>> start Working data

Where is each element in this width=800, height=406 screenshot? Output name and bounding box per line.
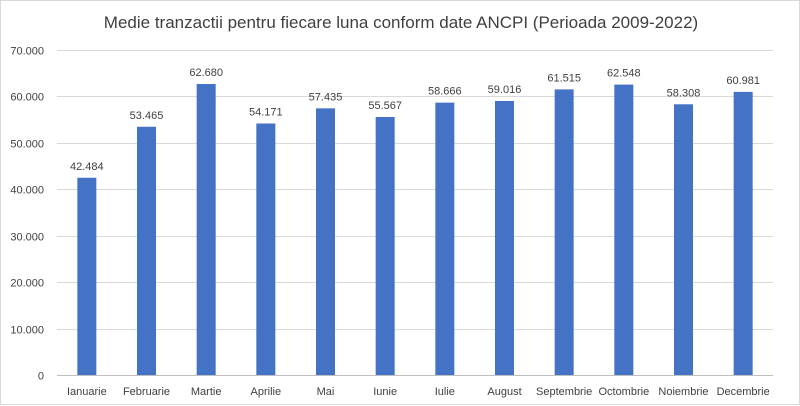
x-tick-label: Ianuarie — [67, 386, 107, 398]
data-label: 55.567 — [368, 100, 402, 112]
y-tick-label: 40.000 — [10, 185, 44, 197]
data-label: 53.465 — [130, 110, 164, 122]
data-label: 58.666 — [428, 86, 462, 98]
bar-august — [495, 100, 514, 376]
x-tick-label: Septembrie — [536, 386, 592, 398]
x-tick-label: Iulie — [435, 386, 455, 398]
bar-mai — [316, 108, 335, 376]
bar-martie — [196, 83, 216, 375]
bar-aprilie — [256, 123, 276, 375]
bar-noiembrie — [674, 104, 693, 375]
data-label: 61.515 — [547, 72, 581, 84]
x-tick-label: Mai — [317, 386, 335, 398]
gridlines — [57, 50, 773, 330]
bars — [77, 83, 753, 376]
y-tick-label: 70.000 — [10, 46, 44, 58]
y-axis-tick-labels: 0 10.000 20.000 30.000 40.000 50.000 60.000 70.… — [10, 46, 44, 383]
data-labels: 42.484 53.465 62.680 54.171 57.435 55.567 58.6… — [70, 67, 760, 173]
y-tick-label: 10.000 — [10, 325, 44, 337]
x-tick-label: Octombrie — [598, 386, 649, 398]
x-tick-label: August — [487, 386, 521, 398]
x-tick-label: Martie — [191, 386, 222, 398]
x-axis-tick-labels: Ianuarie Februarie Martie Aprilie Mai Iunie Iu… — [67, 386, 770, 398]
data-label: 62.548 — [607, 68, 641, 80]
x-tick-label: Februarie — [123, 386, 170, 398]
bar-iunie — [375, 117, 395, 375]
bar-septembrie — [554, 89, 574, 375]
chart-title: Medie tranzactii pentru fiecare luna con… — [104, 13, 698, 32]
data-label: 62.680 — [189, 67, 223, 79]
data-label: 60.981 — [726, 75, 760, 87]
x-tick-label: Decembrie — [717, 386, 770, 398]
data-label: 59.016 — [488, 84, 522, 96]
data-label: 42.484 — [70, 161, 104, 173]
bar-ianuarie — [77, 177, 97, 375]
bar-iulie — [435, 102, 455, 376]
y-tick-label: 0 — [38, 371, 44, 383]
y-tick-label: 60.000 — [10, 92, 44, 104]
data-label: 54.171 — [249, 106, 283, 118]
y-tick-label: 20.000 — [10, 278, 44, 290]
y-tick-label: 30.000 — [10, 232, 44, 244]
x-tick-label: Noiembrie — [658, 386, 708, 398]
bar-octombrie — [614, 84, 634, 375]
data-label: 58.308 — [667, 87, 701, 99]
bar-februarie — [137, 126, 156, 375]
y-tick-label: 50.000 — [10, 139, 44, 151]
x-tick-label: Iunie — [373, 386, 397, 398]
bar-decembrie — [733, 91, 753, 375]
x-tick-label: Aprilie — [251, 386, 282, 398]
data-label: 57.435 — [309, 91, 343, 103]
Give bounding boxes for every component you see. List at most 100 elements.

>> end Working data

**Aim of the task:** Can you reproduce the listing above line for line, without the picture?

**Exercise output:**
Where is each element in this width=800, height=406 screenshot? Output name and bounding box per line.
x-tick-label: Ianuarie — [67, 386, 107, 398]
data-label: 55.567 — [368, 100, 402, 112]
y-tick-label: 40.000 — [10, 185, 44, 197]
data-label: 53.465 — [130, 110, 164, 122]
data-label: 58.666 — [428, 86, 462, 98]
bar-august — [495, 100, 514, 376]
x-tick-label: Septembrie — [536, 386, 592, 398]
x-tick-label: Iulie — [435, 386, 455, 398]
bar-mai — [316, 108, 335, 376]
bar-martie — [196, 83, 216, 375]
bar-aprilie — [256, 123, 276, 375]
bar-noiembrie — [674, 104, 693, 375]
data-label: 61.515 — [547, 72, 581, 84]
x-tick-label: Mai — [317, 386, 335, 398]
gridlines — [57, 50, 773, 330]
bars — [77, 83, 753, 376]
y-tick-label: 70.000 — [10, 46, 44, 58]
y-axis-tick-labels: 0 10.000 20.000 30.000 40.000 50.000 60.000 70.… — [10, 46, 44, 383]
data-labels: 42.484 53.465 62.680 54.171 57.435 55.567 58.6… — [70, 67, 760, 173]
y-tick-label: 10.000 — [10, 325, 44, 337]
x-tick-label: Octombrie — [598, 386, 649, 398]
x-tick-label: August — [487, 386, 521, 398]
x-tick-label: Martie — [191, 386, 222, 398]
x-axis-tick-labels: Ianuarie Februarie Martie Aprilie Mai Iunie Iu… — [67, 386, 770, 398]
data-label: 62.548 — [607, 68, 641, 80]
x-tick-label: Februarie — [123, 386, 170, 398]
bar-iunie — [375, 117, 395, 375]
bar-septembrie — [554, 89, 574, 375]
chart-title: Medie tranzactii pentru fiecare luna con… — [104, 13, 698, 32]
data-label: 62.680 — [189, 67, 223, 79]
data-label: 60.981 — [726, 75, 760, 87]
x-tick-label: Decembrie — [717, 386, 770, 398]
data-label: 59.016 — [488, 84, 522, 96]
data-label: 42.484 — [70, 161, 104, 173]
bar-ianuarie — [77, 177, 97, 375]
bar-iulie — [435, 102, 455, 376]
y-tick-label: 0 — [38, 371, 44, 383]
y-tick-label: 60.000 — [10, 92, 44, 104]
data-label: 54.171 — [249, 106, 283, 118]
y-tick-label: 20.000 — [10, 278, 44, 290]
y-tick-label: 30.000 — [10, 232, 44, 244]
x-tick-label: Noiembrie — [658, 386, 708, 398]
bar-octombrie — [614, 84, 634, 375]
data-label: 58.308 — [667, 87, 701, 99]
bar-februarie — [137, 126, 156, 375]
y-tick-label: 50.000 — [10, 139, 44, 151]
x-tick-label: Iunie — [373, 386, 397, 398]
bar-decembrie — [733, 91, 753, 375]
x-tick-label: Aprilie — [251, 386, 282, 398]
data-label: 57.435 — [309, 91, 343, 103]
Give bounding boxes for every component you see. List at most 100 elements.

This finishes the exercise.